** Start **

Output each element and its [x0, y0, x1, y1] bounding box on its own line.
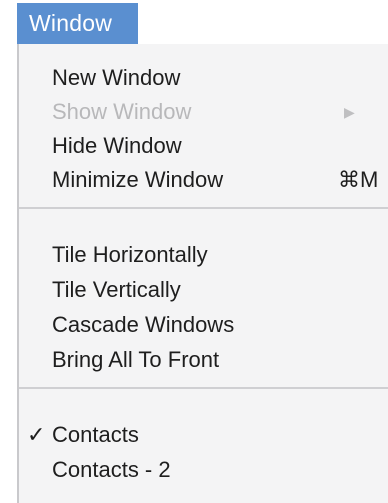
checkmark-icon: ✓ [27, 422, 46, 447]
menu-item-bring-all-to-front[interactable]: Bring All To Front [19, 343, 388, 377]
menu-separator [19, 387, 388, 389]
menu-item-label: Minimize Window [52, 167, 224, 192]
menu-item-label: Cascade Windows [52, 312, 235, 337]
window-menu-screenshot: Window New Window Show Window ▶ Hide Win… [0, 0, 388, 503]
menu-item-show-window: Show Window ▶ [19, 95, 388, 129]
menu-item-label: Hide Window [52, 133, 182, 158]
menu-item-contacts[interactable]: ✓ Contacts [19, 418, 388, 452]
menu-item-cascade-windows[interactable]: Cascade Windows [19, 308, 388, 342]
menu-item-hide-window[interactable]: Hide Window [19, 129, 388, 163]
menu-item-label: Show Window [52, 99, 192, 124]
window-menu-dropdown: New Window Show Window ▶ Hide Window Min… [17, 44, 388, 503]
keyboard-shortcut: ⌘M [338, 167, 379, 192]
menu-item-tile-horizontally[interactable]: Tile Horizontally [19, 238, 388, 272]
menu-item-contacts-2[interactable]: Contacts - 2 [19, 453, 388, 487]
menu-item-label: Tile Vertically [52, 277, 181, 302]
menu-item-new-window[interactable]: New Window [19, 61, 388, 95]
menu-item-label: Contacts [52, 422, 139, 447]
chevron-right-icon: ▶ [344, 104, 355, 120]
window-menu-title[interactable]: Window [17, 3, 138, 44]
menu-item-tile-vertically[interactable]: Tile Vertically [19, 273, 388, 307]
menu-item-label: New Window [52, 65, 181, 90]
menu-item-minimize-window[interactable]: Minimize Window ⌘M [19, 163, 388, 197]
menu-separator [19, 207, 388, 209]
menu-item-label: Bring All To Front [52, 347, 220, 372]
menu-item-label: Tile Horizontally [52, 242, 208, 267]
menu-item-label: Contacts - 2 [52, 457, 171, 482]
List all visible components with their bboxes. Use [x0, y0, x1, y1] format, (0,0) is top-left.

** End **
** Start **

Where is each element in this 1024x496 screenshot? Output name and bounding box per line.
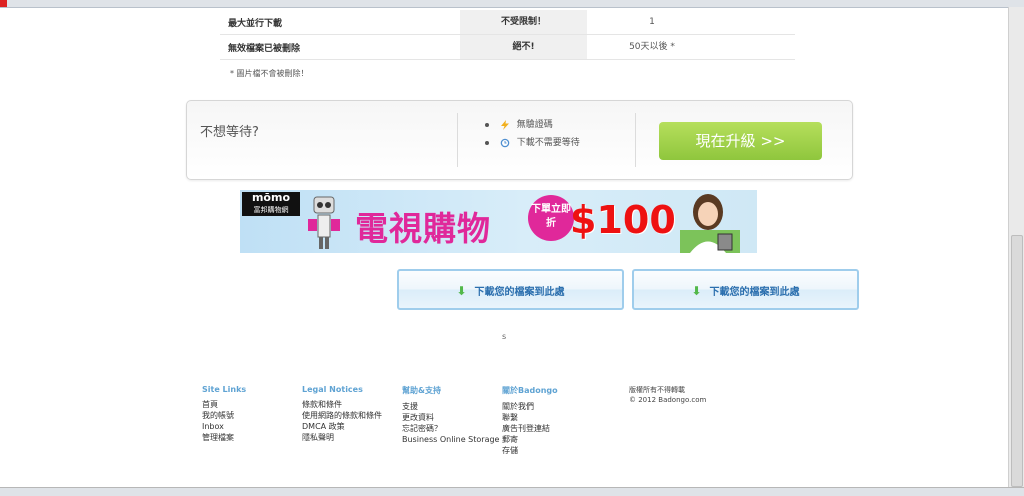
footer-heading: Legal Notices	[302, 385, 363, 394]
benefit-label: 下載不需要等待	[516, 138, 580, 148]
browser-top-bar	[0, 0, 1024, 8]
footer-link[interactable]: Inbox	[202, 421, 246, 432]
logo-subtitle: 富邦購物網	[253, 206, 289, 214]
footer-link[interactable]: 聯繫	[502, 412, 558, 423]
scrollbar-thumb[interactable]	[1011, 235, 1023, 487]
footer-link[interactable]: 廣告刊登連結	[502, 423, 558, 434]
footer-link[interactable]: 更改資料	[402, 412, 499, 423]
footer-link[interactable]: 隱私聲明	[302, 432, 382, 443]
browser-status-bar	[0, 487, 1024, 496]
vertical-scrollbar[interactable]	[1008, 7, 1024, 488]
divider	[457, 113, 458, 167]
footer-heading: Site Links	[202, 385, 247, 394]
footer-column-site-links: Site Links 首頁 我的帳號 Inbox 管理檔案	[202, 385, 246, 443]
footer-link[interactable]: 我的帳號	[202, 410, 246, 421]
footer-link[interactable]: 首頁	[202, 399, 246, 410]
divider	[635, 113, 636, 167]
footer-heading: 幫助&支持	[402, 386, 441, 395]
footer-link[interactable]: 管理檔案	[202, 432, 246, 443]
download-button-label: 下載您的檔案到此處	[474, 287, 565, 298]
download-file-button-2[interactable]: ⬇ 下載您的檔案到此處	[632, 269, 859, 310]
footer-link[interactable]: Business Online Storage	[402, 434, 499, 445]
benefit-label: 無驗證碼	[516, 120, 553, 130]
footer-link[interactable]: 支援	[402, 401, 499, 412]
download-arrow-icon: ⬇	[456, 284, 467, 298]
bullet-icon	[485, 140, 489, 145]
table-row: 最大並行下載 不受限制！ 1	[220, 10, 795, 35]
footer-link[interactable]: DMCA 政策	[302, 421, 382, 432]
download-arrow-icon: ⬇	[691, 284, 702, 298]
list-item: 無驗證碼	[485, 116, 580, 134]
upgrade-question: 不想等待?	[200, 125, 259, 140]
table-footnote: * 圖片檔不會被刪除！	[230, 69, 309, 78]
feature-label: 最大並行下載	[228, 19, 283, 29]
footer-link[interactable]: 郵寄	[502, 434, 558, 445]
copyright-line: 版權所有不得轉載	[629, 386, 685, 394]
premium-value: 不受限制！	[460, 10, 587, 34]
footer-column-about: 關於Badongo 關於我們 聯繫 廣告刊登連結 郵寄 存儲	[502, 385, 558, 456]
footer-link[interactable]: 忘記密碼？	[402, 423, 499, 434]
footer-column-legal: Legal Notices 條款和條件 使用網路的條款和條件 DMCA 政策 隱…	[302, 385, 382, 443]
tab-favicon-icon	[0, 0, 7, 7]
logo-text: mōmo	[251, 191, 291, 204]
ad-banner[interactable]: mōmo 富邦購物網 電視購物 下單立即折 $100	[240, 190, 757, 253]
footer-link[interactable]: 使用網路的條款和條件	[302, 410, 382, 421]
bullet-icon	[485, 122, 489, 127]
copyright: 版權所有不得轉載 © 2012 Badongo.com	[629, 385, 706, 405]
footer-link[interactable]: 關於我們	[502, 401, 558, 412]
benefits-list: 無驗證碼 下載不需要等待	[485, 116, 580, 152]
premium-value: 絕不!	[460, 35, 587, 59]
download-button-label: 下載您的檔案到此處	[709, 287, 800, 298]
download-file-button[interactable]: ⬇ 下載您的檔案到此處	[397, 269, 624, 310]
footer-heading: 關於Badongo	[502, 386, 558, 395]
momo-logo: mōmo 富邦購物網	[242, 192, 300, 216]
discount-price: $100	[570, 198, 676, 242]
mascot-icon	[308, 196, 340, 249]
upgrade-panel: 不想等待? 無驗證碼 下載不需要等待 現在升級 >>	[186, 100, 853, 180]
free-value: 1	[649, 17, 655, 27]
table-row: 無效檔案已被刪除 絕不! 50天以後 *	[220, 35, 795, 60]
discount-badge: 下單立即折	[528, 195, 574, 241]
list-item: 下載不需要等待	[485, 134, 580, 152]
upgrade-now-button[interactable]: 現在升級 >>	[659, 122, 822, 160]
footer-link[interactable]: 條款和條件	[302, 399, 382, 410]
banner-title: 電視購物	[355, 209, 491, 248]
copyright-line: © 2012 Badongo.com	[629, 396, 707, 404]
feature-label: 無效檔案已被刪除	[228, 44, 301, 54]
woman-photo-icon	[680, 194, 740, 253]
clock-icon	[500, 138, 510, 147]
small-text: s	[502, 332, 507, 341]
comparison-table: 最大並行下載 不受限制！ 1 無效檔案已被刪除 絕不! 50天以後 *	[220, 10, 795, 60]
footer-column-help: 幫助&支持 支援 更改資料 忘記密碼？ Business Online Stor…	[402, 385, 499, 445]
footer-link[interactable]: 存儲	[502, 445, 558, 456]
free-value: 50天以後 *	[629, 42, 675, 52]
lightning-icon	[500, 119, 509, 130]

** End **

● **Job**: Duplicate the rows from the line with "checkmark-icon: ✓ [27, 422, 46, 447]" up to and including the line with "menu-item-contacts[interactable]: ✓ Contacts".

● **Task solution**:
checkmark-icon: ✓ [27, 422, 46, 447]
menu-item-bring-all-to-front[interactable]: Bring All To Front [19, 343, 388, 377]
menu-separator [19, 387, 388, 389]
menu-item-label: Minimize Window [52, 167, 224, 192]
menu-item-label: Cascade Windows [52, 312, 235, 337]
window-menu-screenshot: Window New Window Show Window ▶ Hide Win… [0, 0, 388, 503]
menu-item-show-window: Show Window ▶ [19, 95, 388, 129]
menu-item-label: Hide Window [52, 133, 182, 158]
menu-item-contacts[interactable]: ✓ Contacts [19, 418, 388, 452]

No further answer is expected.